Exercise brief = Update the rows below by replacing "category-label" with "category-name" wherever it appears, and leave everything else unchanged.

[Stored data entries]
[Start]

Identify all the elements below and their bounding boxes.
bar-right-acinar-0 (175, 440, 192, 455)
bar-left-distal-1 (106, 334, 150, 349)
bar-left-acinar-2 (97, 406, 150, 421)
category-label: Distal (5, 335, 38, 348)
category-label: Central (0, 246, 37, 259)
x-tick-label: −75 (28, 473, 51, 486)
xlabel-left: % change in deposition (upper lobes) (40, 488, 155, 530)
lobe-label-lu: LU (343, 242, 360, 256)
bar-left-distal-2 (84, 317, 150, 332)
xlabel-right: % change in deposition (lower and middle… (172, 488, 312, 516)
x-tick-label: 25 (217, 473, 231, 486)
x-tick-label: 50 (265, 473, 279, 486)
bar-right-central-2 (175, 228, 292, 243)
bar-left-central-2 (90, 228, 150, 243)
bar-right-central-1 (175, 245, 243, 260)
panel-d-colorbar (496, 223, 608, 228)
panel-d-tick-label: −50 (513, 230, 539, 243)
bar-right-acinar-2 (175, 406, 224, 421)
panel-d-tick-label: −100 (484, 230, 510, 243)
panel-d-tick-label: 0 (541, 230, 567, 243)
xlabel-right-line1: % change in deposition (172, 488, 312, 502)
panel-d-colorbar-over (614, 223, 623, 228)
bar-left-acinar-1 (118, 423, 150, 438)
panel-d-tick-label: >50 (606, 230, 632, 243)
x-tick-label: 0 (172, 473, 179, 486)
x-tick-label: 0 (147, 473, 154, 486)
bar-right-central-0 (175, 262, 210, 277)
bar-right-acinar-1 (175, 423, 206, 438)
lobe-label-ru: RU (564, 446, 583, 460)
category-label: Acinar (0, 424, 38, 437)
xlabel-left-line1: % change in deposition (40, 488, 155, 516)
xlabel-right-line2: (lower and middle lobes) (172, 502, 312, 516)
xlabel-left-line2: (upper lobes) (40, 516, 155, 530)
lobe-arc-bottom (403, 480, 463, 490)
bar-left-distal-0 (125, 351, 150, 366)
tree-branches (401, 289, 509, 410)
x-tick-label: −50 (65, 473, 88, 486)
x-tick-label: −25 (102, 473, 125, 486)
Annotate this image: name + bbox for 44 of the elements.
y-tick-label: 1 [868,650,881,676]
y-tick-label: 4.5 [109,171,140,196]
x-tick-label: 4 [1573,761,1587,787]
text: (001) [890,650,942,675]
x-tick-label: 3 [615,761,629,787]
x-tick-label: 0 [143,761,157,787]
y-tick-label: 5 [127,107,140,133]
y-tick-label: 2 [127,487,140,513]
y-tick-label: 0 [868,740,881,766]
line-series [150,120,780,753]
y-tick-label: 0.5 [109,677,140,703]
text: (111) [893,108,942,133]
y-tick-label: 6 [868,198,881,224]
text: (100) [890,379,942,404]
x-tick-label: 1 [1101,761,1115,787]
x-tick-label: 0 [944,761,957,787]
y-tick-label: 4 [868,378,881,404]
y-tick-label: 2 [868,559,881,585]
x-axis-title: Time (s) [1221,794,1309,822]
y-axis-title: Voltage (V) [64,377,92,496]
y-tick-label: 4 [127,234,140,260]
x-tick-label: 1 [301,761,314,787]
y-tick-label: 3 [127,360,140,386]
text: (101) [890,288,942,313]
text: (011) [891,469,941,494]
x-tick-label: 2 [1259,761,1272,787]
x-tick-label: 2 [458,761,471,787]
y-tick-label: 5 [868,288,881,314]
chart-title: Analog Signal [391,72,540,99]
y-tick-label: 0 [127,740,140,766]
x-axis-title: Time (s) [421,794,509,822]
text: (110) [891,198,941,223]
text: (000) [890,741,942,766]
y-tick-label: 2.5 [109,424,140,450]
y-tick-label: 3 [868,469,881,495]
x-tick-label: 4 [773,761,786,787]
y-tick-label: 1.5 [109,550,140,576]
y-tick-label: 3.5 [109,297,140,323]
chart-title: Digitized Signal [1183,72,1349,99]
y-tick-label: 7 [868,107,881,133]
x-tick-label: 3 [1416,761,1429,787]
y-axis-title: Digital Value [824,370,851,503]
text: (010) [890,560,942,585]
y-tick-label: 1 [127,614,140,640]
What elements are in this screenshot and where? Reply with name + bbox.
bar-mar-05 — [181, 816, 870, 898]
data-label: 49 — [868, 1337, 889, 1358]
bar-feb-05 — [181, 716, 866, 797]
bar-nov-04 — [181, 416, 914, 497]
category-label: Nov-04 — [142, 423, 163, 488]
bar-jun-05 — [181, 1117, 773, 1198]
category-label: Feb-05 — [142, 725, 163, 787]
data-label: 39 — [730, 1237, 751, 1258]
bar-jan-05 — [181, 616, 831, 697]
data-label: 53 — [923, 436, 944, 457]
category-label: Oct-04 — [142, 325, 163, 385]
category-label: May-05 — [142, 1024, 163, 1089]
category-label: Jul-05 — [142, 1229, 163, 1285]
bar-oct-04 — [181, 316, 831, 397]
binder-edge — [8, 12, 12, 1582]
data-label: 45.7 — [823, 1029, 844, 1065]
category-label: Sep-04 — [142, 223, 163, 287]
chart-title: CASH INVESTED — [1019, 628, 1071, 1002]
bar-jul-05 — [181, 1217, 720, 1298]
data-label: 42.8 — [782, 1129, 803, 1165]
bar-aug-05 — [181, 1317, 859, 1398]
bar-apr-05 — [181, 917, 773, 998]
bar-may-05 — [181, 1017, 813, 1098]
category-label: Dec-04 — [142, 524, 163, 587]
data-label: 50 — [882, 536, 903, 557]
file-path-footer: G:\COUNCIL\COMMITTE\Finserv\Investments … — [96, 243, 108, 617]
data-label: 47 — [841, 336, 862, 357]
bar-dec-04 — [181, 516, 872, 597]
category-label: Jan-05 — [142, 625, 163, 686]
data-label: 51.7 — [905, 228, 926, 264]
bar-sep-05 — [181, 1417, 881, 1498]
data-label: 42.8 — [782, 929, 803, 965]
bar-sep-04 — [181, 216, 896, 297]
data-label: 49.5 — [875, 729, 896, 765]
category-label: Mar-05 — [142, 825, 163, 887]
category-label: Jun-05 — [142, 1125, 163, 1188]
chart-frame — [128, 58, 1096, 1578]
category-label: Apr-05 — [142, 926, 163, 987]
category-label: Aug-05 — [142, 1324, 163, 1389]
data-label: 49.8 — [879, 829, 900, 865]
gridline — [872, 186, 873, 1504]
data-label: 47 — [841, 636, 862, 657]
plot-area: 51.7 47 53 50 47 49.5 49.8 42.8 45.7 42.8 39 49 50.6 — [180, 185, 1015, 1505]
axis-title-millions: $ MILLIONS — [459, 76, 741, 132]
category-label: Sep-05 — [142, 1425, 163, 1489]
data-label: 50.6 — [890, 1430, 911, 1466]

[End]

Reply to the task =
Identify all the elements below and their bounding boxes.
bar-right-acinar-0 (175, 440, 192, 455)
bar-left-distal-1 (106, 334, 150, 349)
bar-left-acinar-2 (97, 406, 150, 421)
category-name: Distal (5, 335, 38, 348)
category-name: Central (0, 246, 37, 259)
x-tick-label: −75 (28, 473, 51, 486)
xlabel-left: % change in deposition (upper lobes) (40, 488, 155, 530)
lobe-label-lu: LU (343, 242, 360, 256)
bar-left-distal-2 (84, 317, 150, 332)
xlabel-right: % change in deposition (lower and middle… (172, 488, 312, 516)
x-tick-label: 25 (217, 473, 231, 486)
x-tick-label: 50 (265, 473, 279, 486)
bar-right-central-2 (175, 228, 292, 243)
bar-left-central-2 (90, 228, 150, 243)
bar-right-central-1 (175, 245, 243, 260)
panel-d-colorbar (496, 223, 608, 228)
panel-d-tick-label: −50 (513, 230, 539, 243)
bar-right-acinar-2 (175, 406, 224, 421)
panel-d-tick-label: −100 (484, 230, 510, 243)
panel-d-tick-label: 0 (541, 230, 567, 243)
xlabel-right-line1: % change in deposition (172, 488, 312, 502)
panel-d-colorbar-over (614, 223, 623, 228)
bar-left-acinar-1 (118, 423, 150, 438)
panel-d-tick-label: >50 (606, 230, 632, 243)
x-tick-label: 0 (172, 473, 179, 486)
x-tick-label: 0 (147, 473, 154, 486)
bar-right-central-0 (175, 262, 210, 277)
bar-right-acinar-1 (175, 423, 206, 438)
lobe-label-ru: RU (564, 446, 583, 460)
category-name: Acinar (0, 424, 38, 437)
xlabel-left-line1: % change in deposition (40, 488, 155, 516)
xlabel-right-line2: (lower and middle lobes) (172, 502, 312, 516)
xlabel-left-line2: (upper lobes) (40, 516, 155, 530)
lobe-arc-bottom (403, 480, 463, 490)
bar-left-distal-0 (125, 351, 150, 366)
tree-branches (401, 289, 509, 410)
x-tick-label: −50 (65, 473, 88, 486)
x-tick-label: −25 (102, 473, 125, 486)
Annotate this image: name + bbox for 44 of the elements.
y-tick-label: 1 [868,650,881,676]
y-tick-label: 4.5 [109,171,140,196]
x-tick-label: 4 [1573,761,1587,787]
text: (001) [890,650,942,675]
x-tick-label: 3 [615,761,629,787]
x-tick-label: 0 [143,761,157,787]
y-tick-label: 5 [127,107,140,133]
y-tick-label: 2 [127,487,140,513]
y-tick-label: 0 [868,740,881,766]
line-series [150,120,780,753]
y-tick-label: 0.5 [109,677,140,703]
text: (111) [893,108,942,133]
y-tick-label: 6 [868,198,881,224]
text: (100) [890,379,942,404]
x-tick-label: 1 [1101,761,1115,787]
x-tick-label: 0 [944,761,957,787]
y-tick-label: 4 [868,378,881,404]
y-tick-label: 2 [868,559,881,585]
x-axis-title: Time (s) [1221,794,1309,822]
y-axis-title: Voltage (V) [64,377,92,496]
y-tick-label: 4 [127,234,140,260]
x-tick-label: 1 [301,761,314,787]
y-tick-label: 3 [127,360,140,386]
text: (101) [890,288,942,313]
text: (011) [891,469,941,494]
x-tick-label: 2 [1259,761,1272,787]
x-tick-label: 2 [458,761,471,787]
y-tick-label: 5 [868,288,881,314]
chart-title: Analog Signal [391,72,540,99]
y-tick-label: 0 [127,740,140,766]
x-axis-title: Time (s) [421,794,509,822]
text: (110) [891,198,941,223]
text: (000) [890,741,942,766]
y-tick-label: 2.5 [109,424,140,450]
y-tick-label: 3 [868,469,881,495]
x-tick-label: 4 [773,761,786,787]
y-tick-label: 1.5 [109,550,140,576]
y-tick-label: 3.5 [109,297,140,323]
chart-title: Digitized Signal [1183,72,1349,99]
y-tick-label: 7 [868,107,881,133]
x-tick-label: 3 [1416,761,1429,787]
y-axis-title: Digital Value [824,370,851,503]
text: (010) [890,560,942,585]
y-tick-label: 1 [127,614,140,640]
What elements are in this screenshot and where? Reply with name + bbox.
bar-mar-05 — [181, 816, 870, 898]
data-label: 49 — [868, 1337, 889, 1358]
bar-feb-05 — [181, 716, 866, 797]
bar-nov-04 — [181, 416, 914, 497]
category-name: Nov-04 — [142, 423, 163, 488]
bar-jun-05 — [181, 1117, 773, 1198]
category-name: Feb-05 — [142, 725, 163, 787]
data-label: 39 — [730, 1237, 751, 1258]
bar-jan-05 — [181, 616, 831, 697]
data-label: 53 — [923, 436, 944, 457]
category-name: Oct-04 — [142, 325, 163, 385]
category-name: May-05 — [142, 1024, 163, 1089]
category-name: Jul-05 — [142, 1229, 163, 1285]
bar-oct-04 — [181, 316, 831, 397]
binder-edge — [8, 12, 12, 1582]
data-label: 45.7 — [823, 1029, 844, 1065]
category-name: Sep-04 — [142, 223, 163, 287]
chart-title: CASH INVESTED — [1019, 628, 1071, 1002]
bar-jul-05 — [181, 1217, 720, 1298]
data-label: 42.8 — [782, 1129, 803, 1165]
bar-aug-05 — [181, 1317, 859, 1398]
bar-apr-05 — [181, 917, 773, 998]
bar-may-05 — [181, 1017, 813, 1098]
category-name: Dec-04 — [142, 524, 163, 587]
data-label: 50 — [882, 536, 903, 557]
file-path-footer: G:\COUNCIL\COMMITTE\Finserv\Investments … — [96, 243, 108, 617]
data-label: 47 — [841, 336, 862, 357]
bar-dec-04 — [181, 516, 872, 597]
category-name: Jan-05 — [142, 625, 163, 686]
data-label: 51.7 — [905, 228, 926, 264]
bar-sep-05 — [181, 1417, 881, 1498]
data-label: 42.8 — [782, 929, 803, 965]
bar-sep-04 — [181, 216, 896, 297]
data-label: 49.5 — [875, 729, 896, 765]
category-name: Mar-05 — [142, 825, 163, 887]
category-name: Jun-05 — [142, 1125, 163, 1188]
chart-frame — [128, 58, 1096, 1578]
category-name: Apr-05 — [142, 926, 163, 987]
category-name: Aug-05 — [142, 1324, 163, 1389]
data-label: 49.8 — [879, 829, 900, 865]
gridline — [872, 186, 873, 1504]
data-label: 47 — [841, 636, 862, 657]
plot-area: 51.7 47 53 50 47 49.5 49.8 42.8 45.7 42.8 39 49 50.6 — [180, 185, 1015, 1505]
axis-title-millions: $ MILLIONS — [459, 76, 741, 132]
category-name: Sep-05 — [142, 1425, 163, 1489]
data-label: 50.6 — [890, 1430, 911, 1466]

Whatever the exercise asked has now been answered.